Write out each record below exactly as it appears, with no pictures.

>> start

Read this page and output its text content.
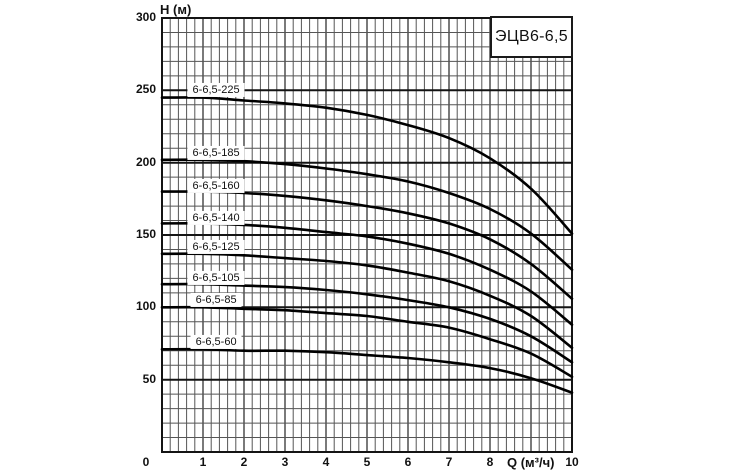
H (м)
Q (м³/ч)
300
250
200
150
100
50
0	1	2	3	4	5	6	7	8	10
6-6,5-225
6-6,5-185
6-6,5-160
6-6,5-140
6-6,5-125
6-6,5-105
6-6,5-85
6-6,5-60
ЭЦВ6-6,5
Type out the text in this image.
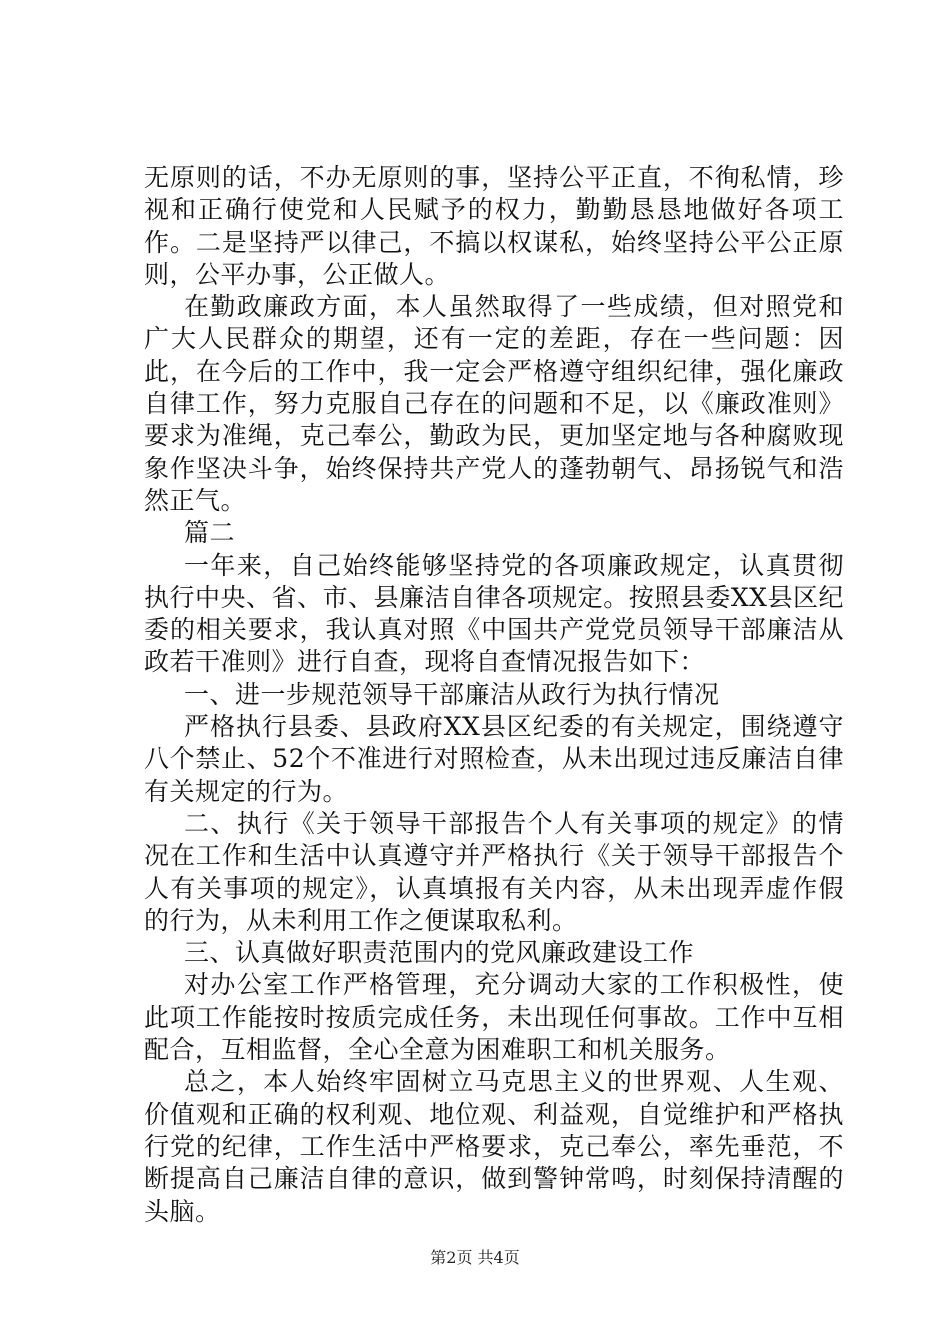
无原则的话，不办无原则的事，坚持公平正直，不徇私情，珍视和正确行使党和人民赋予的权力，勤勤恳恳地做好各项工作。二是坚持严以律己，不搞以权谋私，始终坚持公平公正原则，公平办事，公正做人。

在勤政廉政方面，本人虽然取得了一些成绩，但对照党和广大人民群众的期望，还有一定的差距，存在一些问题：因此，在今后的工作中，我一定会严格遵守组织纪律，强化廉政自律工作，努力克服自己存在的问题和不足，以《廉政准则》要求为准绳，克己奉公，勤政为民，更加坚定地与各种腐败现象作坚决斗争，始终保持共产党人的蓬勃朝气、昂扬锐气和浩然正气。

篇二

一年来，自己始终能够坚持党的各项廉政规定，认真贯彻执行中央、省、市、县廉洁自律各项规定。按照县委XX县区纪委的相关要求，我认真对照《中国共产党党员领导干部廉洁从政若干准则》进行自查，现将自查情况报告如下：

一、进一步规范领导干部廉洁从政行为执行情况

严格执行县委、县政府XX县区纪委的有关规定，围绕遵守八个禁止、52个不准进行对照检查，从未出现过违反廉洁自律有关规定的行为。

二、执行《关于领导干部报告个人有关事项的规定》的情况在工作和生活中认真遵守并严格执行《关于领导干部报告个人有关事项的规定》，认真填报有关内容，从未出现弄虚作假的行为，从未利用工作之便谋取私利。

三、认真做好职责范围内的党风廉政建设工作

对办公室工作严格管理，充分调动大家的工作积极性，使此项工作能按时按质完成任务，未出现任何事故。工作中互相配合，互相监督，全心全意为困难职工和机关服务。

总之，本人始终牢固树立马克思主义的世界观、人生观、价值观和正确的权利观、地位观、利益观，自觉维护和严格执行党的纪律，工作生活中严格要求，克己奉公，率先垂范，不断提高自己廉洁自律的意识，做到警钟常鸣，时刻保持清醒的头脑。

第2页 共4页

>> end

◆ **Solution to this problem**:
Read this page and output its text content.
H (м)
Q (м³/ч)
300
250
200
150
100
50
0	1	2	3	4	5	6	7	8	10
6-6,5-225
6-6,5-185
6-6,5-160
6-6,5-140
6-6,5-125
6-6,5-105
6-6,5-85
6-6,5-60
ЭЦВ6-6,5
Type out the text in this image.
无原则的话，不办无原则的事，坚持公平正直，不徇私情，珍视和正确行使党和人民赋予的权力，勤勤恳恳地做好各项工作。二是坚持严以律己，不搞以权谋私，始终坚持公平公正原则，公平办事，公正做人。

在勤政廉政方面，本人虽然取得了一些成绩，但对照党和广大人民群众的期望，还有一定的差距，存在一些问题：因此，在今后的工作中，我一定会严格遵守组织纪律，强化廉政自律工作，努力克服自己存在的问题和不足，以《廉政准则》要求为准绳，克己奉公，勤政为民，更加坚定地与各种腐败现象作坚决斗争，始终保持共产党人的蓬勃朝气、昂扬锐气和浩然正气。

篇二

一年来，自己始终能够坚持党的各项廉政规定，认真贯彻执行中央、省、市、县廉洁自律各项规定。按照县委XX县区纪委的相关要求，我认真对照《中国共产党党员领导干部廉洁从政若干准则》进行自查，现将自查情况报告如下：

一、进一步规范领导干部廉洁从政行为执行情况

严格执行县委、县政府XX县区纪委的有关规定，围绕遵守八个禁止、52个不准进行对照检查，从未出现过违反廉洁自律有关规定的行为。

二、执行《关于领导干部报告个人有关事项的规定》的情况在工作和生活中认真遵守并严格执行《关于领导干部报告个人有关事项的规定》，认真填报有关内容，从未出现弄虚作假的行为，从未利用工作之便谋取私利。

三、认真做好职责范围内的党风廉政建设工作

对办公室工作严格管理，充分调动大家的工作积极性，使此项工作能按时按质完成任务，未出现任何事故。工作中互相配合，互相监督，全心全意为困难职工和机关服务。

总之，本人始终牢固树立马克思主义的世界观、人生观、价值观和正确的权利观、地位观、利益观，自觉维护和严格执行党的纪律，工作生活中严格要求，克己奉公，率先垂范，不断提高自己廉洁自律的意识，做到警钟常鸣，时刻保持清醒的头脑。

第2页 共4页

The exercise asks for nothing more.